[Start of RECORDS FOR THIS TASK]

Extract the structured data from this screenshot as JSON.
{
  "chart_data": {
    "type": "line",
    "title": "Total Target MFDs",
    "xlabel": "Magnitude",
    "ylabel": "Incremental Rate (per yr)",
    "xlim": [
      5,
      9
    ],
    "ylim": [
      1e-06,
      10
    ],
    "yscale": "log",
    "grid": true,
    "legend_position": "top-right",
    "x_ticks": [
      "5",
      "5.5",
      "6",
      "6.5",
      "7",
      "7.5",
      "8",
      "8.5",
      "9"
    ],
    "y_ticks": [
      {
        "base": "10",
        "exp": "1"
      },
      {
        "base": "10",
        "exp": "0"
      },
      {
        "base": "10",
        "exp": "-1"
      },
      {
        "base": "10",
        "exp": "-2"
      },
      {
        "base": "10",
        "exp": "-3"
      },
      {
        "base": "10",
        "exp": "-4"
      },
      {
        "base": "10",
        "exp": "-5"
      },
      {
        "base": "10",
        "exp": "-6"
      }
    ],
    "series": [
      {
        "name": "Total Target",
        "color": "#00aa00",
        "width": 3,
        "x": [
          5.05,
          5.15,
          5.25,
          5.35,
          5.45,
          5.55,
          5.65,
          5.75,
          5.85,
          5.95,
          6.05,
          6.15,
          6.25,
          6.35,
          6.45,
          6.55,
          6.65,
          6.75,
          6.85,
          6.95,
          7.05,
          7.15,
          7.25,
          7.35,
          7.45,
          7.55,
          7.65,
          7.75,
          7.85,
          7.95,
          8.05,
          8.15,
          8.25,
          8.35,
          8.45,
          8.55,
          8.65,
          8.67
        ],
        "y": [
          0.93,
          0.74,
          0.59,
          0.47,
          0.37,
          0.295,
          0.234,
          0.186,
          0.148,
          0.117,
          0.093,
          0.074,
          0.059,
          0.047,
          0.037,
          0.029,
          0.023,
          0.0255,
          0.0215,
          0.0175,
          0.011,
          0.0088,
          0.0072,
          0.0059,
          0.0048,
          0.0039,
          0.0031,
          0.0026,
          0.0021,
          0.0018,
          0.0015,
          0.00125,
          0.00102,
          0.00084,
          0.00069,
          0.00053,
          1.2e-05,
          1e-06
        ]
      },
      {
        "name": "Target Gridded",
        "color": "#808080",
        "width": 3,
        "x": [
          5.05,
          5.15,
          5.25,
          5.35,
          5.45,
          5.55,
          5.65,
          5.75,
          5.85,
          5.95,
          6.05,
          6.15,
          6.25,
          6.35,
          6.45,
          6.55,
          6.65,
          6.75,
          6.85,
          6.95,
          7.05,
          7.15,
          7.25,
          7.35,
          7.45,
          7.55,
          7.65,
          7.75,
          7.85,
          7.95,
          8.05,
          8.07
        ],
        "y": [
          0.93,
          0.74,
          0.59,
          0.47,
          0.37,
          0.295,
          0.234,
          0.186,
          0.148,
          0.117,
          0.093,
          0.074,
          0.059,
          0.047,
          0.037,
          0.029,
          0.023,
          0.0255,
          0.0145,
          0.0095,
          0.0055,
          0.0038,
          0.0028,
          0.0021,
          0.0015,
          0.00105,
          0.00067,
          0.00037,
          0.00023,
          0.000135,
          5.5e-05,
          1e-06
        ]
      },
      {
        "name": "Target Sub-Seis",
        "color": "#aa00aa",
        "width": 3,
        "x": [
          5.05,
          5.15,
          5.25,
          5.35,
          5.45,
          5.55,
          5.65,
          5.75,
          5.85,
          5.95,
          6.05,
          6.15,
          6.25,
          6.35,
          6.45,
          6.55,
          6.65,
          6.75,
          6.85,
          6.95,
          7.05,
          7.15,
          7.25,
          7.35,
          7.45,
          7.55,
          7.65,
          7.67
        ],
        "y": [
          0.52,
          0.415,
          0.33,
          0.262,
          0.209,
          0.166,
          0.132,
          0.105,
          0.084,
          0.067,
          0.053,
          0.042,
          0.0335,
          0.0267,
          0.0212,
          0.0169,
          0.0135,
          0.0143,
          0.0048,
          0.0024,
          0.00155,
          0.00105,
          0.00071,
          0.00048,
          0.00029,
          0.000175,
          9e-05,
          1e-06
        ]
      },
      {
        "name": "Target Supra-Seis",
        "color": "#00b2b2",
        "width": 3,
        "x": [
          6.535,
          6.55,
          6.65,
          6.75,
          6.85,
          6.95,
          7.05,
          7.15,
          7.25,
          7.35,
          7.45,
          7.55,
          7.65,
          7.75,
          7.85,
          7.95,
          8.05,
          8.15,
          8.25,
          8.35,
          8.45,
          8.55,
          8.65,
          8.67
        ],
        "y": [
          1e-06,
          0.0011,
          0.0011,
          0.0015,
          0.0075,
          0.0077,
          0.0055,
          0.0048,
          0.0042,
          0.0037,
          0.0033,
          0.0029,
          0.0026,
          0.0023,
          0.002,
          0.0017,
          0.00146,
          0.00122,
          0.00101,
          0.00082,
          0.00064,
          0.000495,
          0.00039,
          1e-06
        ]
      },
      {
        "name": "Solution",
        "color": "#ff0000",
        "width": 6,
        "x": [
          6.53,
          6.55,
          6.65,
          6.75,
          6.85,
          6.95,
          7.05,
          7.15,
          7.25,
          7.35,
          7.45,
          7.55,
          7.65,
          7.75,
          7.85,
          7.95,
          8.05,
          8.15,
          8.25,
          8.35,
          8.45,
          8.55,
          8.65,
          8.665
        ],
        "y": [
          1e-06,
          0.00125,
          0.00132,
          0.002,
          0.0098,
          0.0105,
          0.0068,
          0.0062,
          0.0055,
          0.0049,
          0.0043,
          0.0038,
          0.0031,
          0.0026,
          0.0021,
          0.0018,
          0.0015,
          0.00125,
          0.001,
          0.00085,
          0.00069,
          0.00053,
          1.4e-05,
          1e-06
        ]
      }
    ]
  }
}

[End of RECORDS FOR THIS TASK]

● **WORK TO COMPLETE**: Return all lines containing the word "Seis".

● **ANSWER IN FULL**:
        "name": "Target Sub-Seis",
        "name": "Target Supra-Seis",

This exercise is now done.